__TASK DESCRIPTION__:
Copy out all lines in the data below containing the string "name".
+---+
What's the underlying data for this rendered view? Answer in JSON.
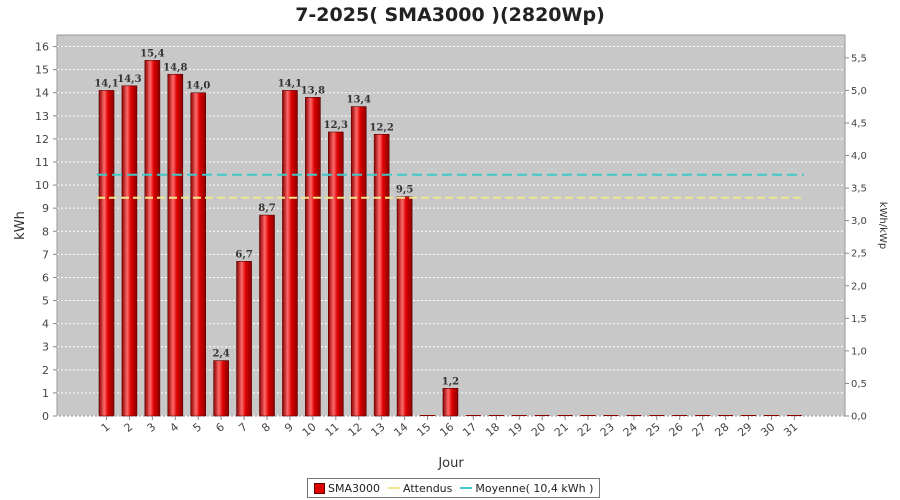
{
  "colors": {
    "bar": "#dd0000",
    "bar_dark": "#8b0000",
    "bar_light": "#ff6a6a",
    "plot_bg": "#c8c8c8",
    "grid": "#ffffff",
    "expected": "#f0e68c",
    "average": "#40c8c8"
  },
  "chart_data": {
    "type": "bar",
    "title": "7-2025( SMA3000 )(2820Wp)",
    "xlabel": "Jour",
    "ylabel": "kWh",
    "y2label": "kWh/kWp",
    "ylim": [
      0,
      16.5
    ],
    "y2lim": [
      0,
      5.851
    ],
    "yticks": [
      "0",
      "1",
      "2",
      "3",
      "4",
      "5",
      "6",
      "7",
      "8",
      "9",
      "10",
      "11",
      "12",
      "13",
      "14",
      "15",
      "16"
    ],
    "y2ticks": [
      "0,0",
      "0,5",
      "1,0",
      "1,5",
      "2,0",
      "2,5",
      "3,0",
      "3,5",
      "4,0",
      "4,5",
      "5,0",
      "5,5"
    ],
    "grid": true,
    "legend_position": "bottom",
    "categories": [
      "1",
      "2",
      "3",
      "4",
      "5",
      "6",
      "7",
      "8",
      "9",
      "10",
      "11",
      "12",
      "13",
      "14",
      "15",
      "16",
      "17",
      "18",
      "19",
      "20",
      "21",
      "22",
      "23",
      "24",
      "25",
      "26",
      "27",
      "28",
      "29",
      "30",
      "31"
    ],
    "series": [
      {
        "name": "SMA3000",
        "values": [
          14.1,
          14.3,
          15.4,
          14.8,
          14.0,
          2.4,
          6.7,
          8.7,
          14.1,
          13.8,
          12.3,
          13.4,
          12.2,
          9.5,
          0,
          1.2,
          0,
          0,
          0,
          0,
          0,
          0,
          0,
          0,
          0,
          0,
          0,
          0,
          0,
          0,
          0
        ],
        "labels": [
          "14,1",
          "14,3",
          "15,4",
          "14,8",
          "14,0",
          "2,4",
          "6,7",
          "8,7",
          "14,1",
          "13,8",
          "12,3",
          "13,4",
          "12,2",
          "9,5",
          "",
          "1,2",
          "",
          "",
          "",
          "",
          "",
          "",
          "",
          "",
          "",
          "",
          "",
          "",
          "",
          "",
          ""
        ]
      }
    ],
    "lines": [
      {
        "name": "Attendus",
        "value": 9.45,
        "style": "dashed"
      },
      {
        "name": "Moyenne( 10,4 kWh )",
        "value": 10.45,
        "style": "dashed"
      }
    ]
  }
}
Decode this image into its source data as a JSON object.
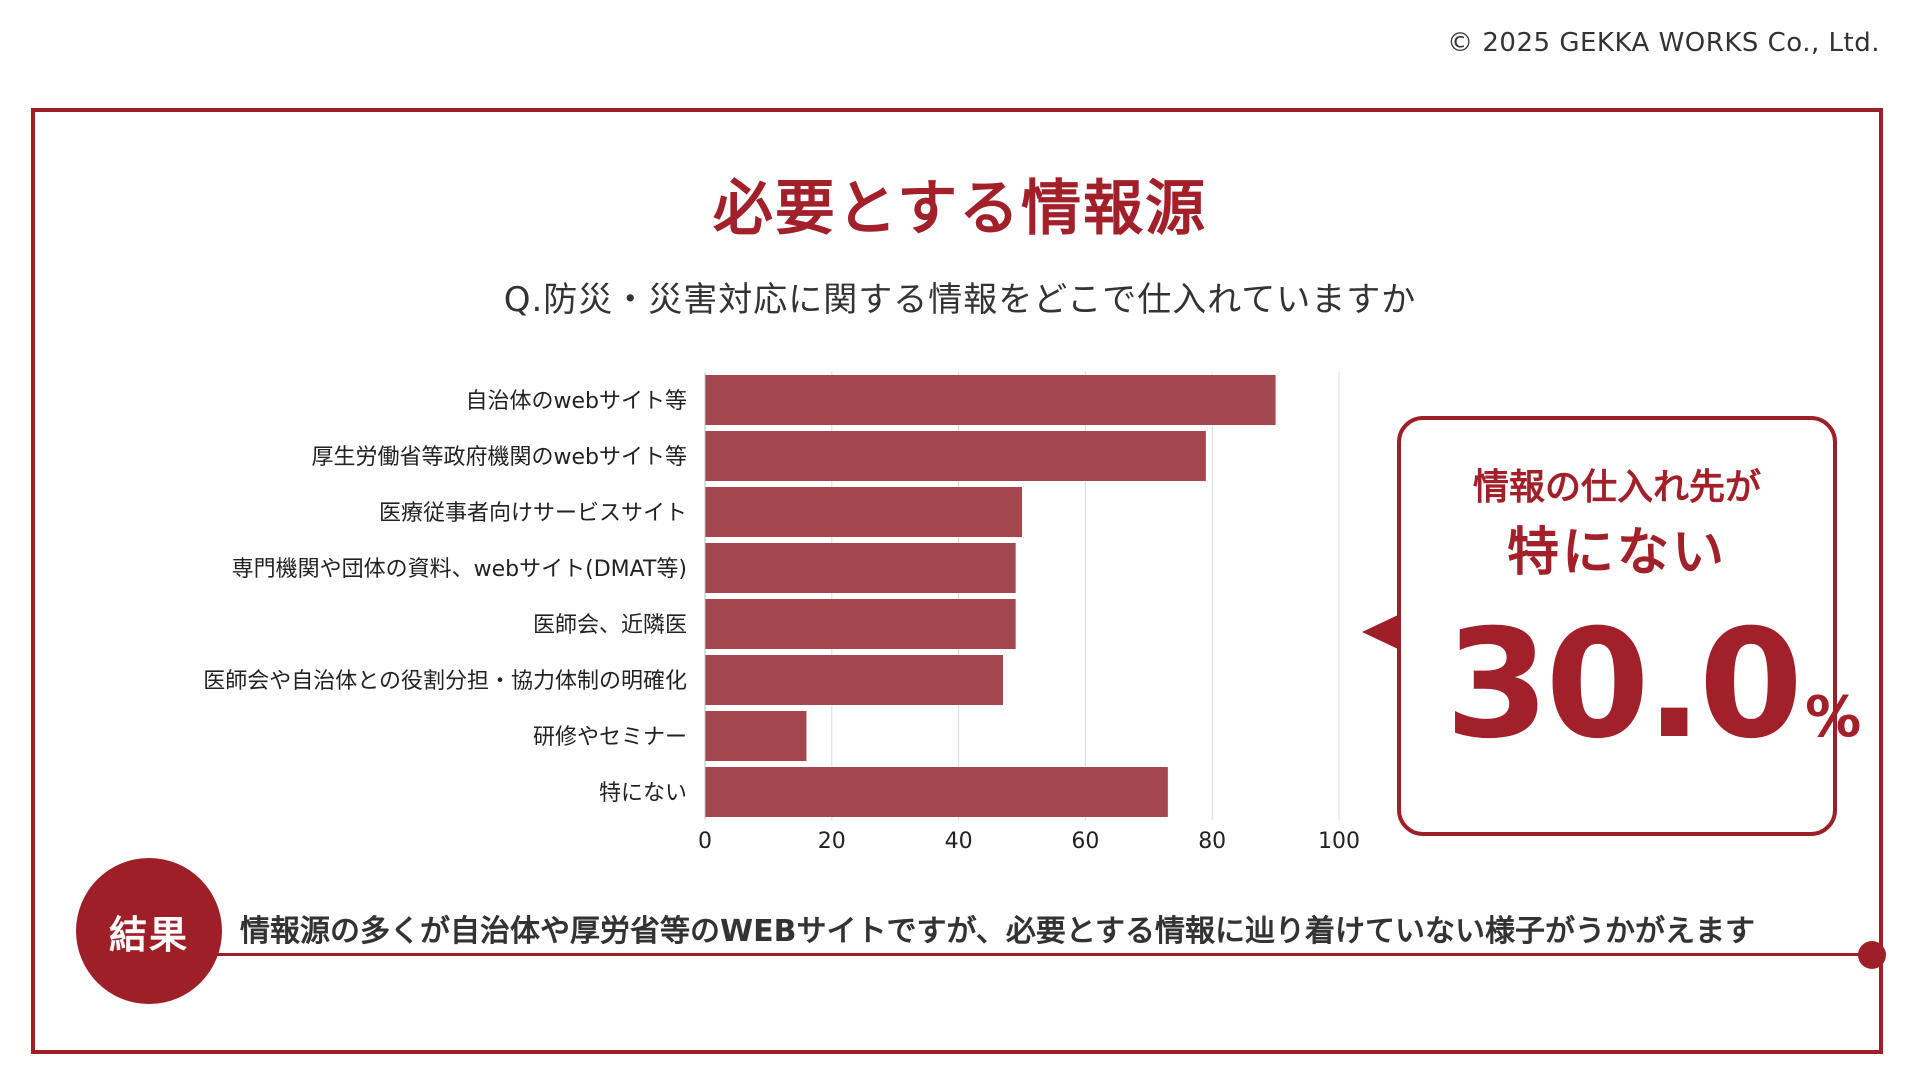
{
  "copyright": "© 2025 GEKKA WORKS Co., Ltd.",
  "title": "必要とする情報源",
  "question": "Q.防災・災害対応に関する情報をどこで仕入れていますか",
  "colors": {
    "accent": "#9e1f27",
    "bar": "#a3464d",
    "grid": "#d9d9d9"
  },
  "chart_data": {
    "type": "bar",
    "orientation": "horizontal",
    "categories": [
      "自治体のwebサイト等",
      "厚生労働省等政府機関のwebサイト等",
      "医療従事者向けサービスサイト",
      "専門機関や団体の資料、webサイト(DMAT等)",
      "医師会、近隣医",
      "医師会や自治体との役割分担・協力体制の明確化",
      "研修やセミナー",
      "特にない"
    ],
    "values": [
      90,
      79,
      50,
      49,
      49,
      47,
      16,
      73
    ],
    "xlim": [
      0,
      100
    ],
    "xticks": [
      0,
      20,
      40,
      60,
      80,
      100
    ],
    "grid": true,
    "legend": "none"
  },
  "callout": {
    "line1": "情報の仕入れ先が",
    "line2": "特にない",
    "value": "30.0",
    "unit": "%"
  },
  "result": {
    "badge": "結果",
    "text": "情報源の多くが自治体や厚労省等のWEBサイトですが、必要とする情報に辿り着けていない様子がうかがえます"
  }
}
+---+
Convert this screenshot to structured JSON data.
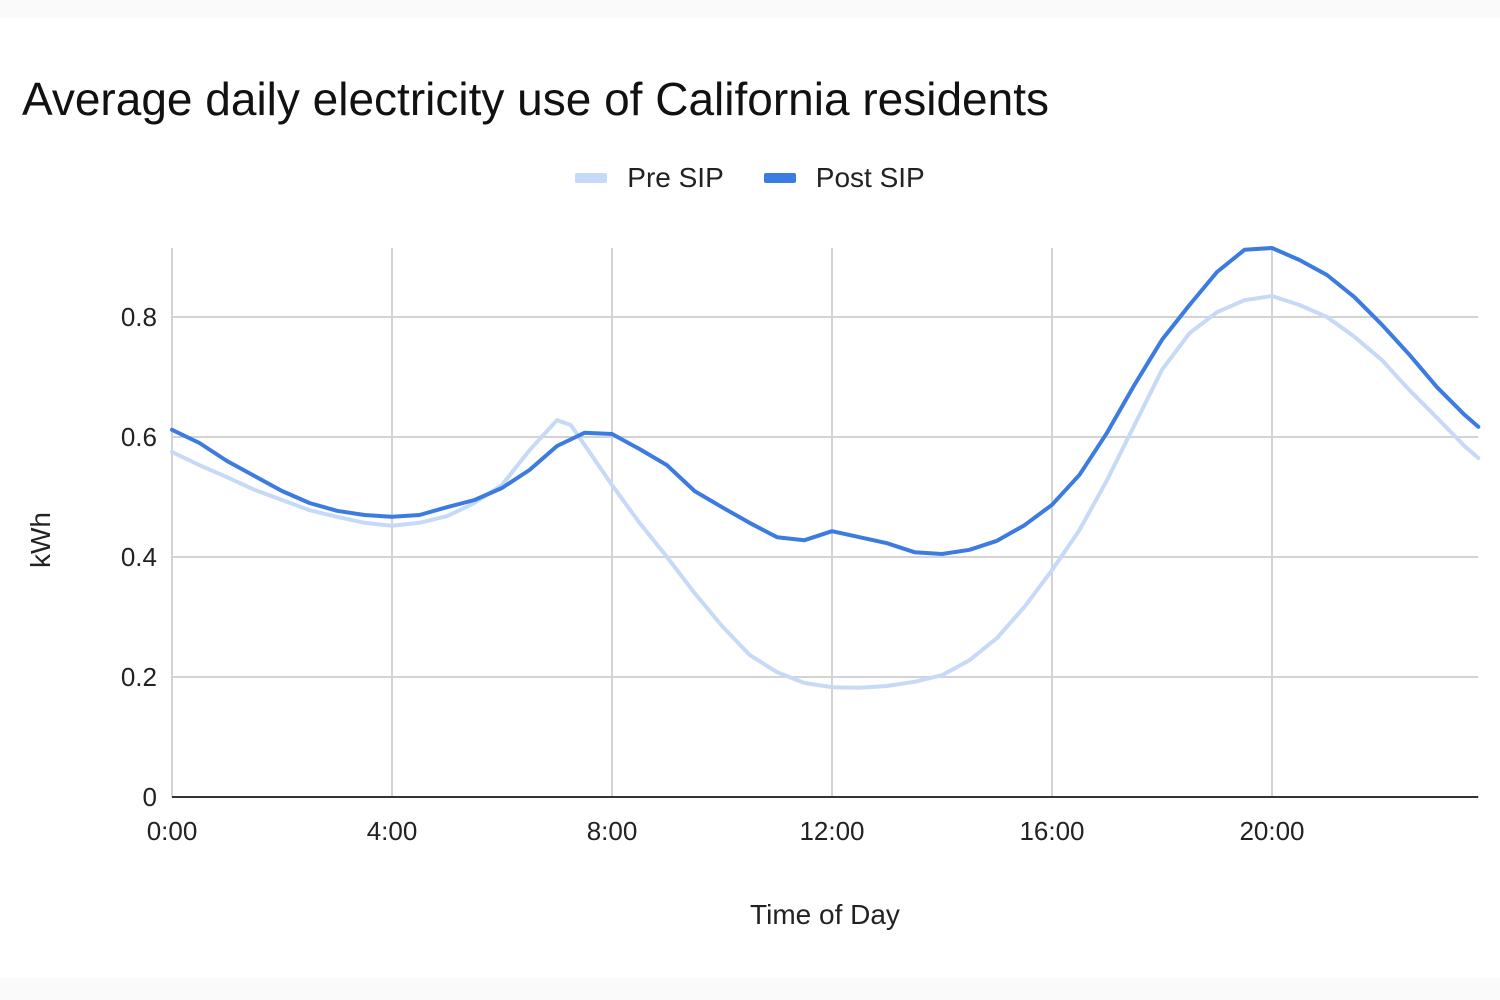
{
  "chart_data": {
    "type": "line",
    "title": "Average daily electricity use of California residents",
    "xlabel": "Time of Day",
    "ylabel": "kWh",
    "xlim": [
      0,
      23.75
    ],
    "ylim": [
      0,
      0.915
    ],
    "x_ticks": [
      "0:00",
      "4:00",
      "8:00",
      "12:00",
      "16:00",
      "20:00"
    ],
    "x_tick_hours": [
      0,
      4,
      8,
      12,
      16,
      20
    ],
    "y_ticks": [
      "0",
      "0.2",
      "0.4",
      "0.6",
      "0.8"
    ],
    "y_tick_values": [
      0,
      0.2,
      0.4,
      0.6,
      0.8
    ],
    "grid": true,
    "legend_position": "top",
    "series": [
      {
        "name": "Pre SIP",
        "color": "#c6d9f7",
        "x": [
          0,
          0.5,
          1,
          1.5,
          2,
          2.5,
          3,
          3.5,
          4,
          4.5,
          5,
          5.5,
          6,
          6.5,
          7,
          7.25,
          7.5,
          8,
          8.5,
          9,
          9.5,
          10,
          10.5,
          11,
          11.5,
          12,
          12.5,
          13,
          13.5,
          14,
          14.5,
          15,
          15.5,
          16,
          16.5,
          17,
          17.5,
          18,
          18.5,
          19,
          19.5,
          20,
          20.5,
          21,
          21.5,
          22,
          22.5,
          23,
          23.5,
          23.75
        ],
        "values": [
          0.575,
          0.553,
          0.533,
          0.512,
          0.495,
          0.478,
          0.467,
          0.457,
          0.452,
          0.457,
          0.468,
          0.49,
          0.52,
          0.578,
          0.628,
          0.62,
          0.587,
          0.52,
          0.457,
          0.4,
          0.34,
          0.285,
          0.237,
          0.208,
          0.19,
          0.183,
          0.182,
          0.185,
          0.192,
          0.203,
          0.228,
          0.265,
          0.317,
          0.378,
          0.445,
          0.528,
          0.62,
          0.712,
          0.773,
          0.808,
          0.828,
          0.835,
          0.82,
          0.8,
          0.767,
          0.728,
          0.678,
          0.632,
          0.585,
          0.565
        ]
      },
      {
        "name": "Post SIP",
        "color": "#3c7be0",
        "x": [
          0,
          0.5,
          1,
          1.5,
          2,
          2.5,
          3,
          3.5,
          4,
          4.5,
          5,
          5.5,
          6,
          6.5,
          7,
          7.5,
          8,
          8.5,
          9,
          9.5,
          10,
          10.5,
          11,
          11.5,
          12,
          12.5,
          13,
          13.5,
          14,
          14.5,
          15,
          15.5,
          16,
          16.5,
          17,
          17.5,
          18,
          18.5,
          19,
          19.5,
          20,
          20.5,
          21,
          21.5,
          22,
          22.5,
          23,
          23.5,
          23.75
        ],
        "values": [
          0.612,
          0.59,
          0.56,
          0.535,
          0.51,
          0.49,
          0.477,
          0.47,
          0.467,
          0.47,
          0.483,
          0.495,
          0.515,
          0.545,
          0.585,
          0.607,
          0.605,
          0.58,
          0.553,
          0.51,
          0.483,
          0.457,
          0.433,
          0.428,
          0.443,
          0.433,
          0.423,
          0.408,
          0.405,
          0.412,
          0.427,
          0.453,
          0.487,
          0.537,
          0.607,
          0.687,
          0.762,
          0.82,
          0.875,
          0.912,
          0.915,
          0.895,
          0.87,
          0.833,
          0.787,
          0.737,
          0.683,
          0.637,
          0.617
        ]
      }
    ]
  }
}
+---+
__RESULT__:
        "name": "SMA3000",
        "name": "Attendus",
        "name": "Moyenne( 10,4 kWh )",
        "name": "Pre SIP",
        "name": "Post SIP",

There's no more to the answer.